Goal of the exercise: Give back every line exactly as it appears, pictures excluded.

Stored entries
—————

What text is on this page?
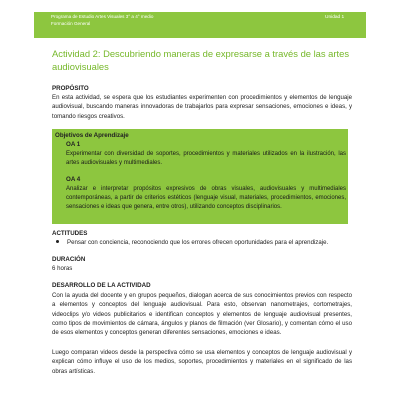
Programa de Estudio Artes Visuales 3° a 4° medio
Formación General
Unidad 1
Actividad 2: Descubriendo maneras de expresarse a través de las artes audiovisuales
PROPÓSITO
En esta actividad, se espera que los estudiantes experimenten con procedimientos y elementos de lenguaje audiovisual, buscando maneras innovadoras de trabajarlos para expresar sensaciones, emociones e ideas, y tomando riesgos creativos.
Objetivos de Aprendizaje
OA 1
Experimentar con diversidad de soportes, procedimientos y materiales utilizados en la ilustración, las artes audiovisuales y multimediales.
OA 4
Analizar e interpretar propósitos expresivos de obras visuales, audiovisuales y multimediales contemporáneas, a partir de criterios estéticos (lenguaje visual, materiales, procedimientos, emociones, sensaciones e ideas que genera, entre otros), utilizando conceptos disciplinarios.
ACTITUDES
Pensar con conciencia, reconociendo que los errores ofrecen oportunidades para el aprendizaje.
DURACIÓN
6 horas
DESARROLLO DE LA ACTIVIDAD
Con la ayuda del docente y en grupos pequeños, dialogan acerca de sus conocimientos previos con respecto a elementos y conceptos del lenguaje audiovisual. Para esto, observan nanometrajes, cortometrajes, videoclips y/o videos publicitarios e identifican conceptos y elementos de lenguaje audiovisual presentes, como tipos de movimientos de cámara, ángulos y planos de filmación (ver Glosario), y comentan cómo el uso de esos elementos y conceptos generan diferentes sensaciones, emociones e ideas.
Luego comparan videos desde la perspectiva cómo se usa elementos y conceptos de lenguaje audiovisual y explican cómo influye el uso de los medios, soportes, procedimientos y materiales en el significado de las obras artísticas.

—————

Task output:
What text is on this page?
Programa de Estudio Artes Visuales 3° a 4° medio
Formación General
Unidad 1
Actividad 2: Descubriendo maneras de expresarse a través de las artes audiovisuales
PROPÓSITO
En esta actividad, se espera que los estudiantes experimenten con procedimientos y elementos de lenguaje audiovisual, buscando maneras innovadoras de trabajarlos para expresar sensaciones, emociones e ideas, y tomando riesgos creativos.
Objetivos de Aprendizaje
OA 1
Experimentar con diversidad de soportes, procedimientos y materiales utilizados en la ilustración, las artes audiovisuales y multimediales.
OA 4
Analizar e interpretar propósitos expresivos de obras visuales, audiovisuales y multimediales contemporáneas, a partir de criterios estéticos (lenguaje visual, materiales, procedimientos, emociones, sensaciones e ideas que genera, entre otros), utilizando conceptos disciplinarios.
ACTITUDES
Pensar con conciencia, reconociendo que los errores ofrecen oportunidades para el aprendizaje.
DURACIÓN
6 horas
DESARROLLO DE LA ACTIVIDAD
Con la ayuda del docente y en grupos pequeños, dialogan acerca de sus conocimientos previos con respecto a elementos y conceptos del lenguaje audiovisual. Para esto, observan nanometrajes, cortometrajes, videoclips y/o videos publicitarios e identifican conceptos y elementos de lenguaje audiovisual presentes, como tipos de movimientos de cámara, ángulos y planos de filmación (ver Glosario), y comentan cómo el uso de esos elementos y conceptos generan diferentes sensaciones, emociones e ideas.
Luego comparan videos desde la perspectiva cómo se usa elementos y conceptos de lenguaje audiovisual y explican cómo influye el uso de los medios, soportes, procedimientos y materiales en el significado de las obras artísticas.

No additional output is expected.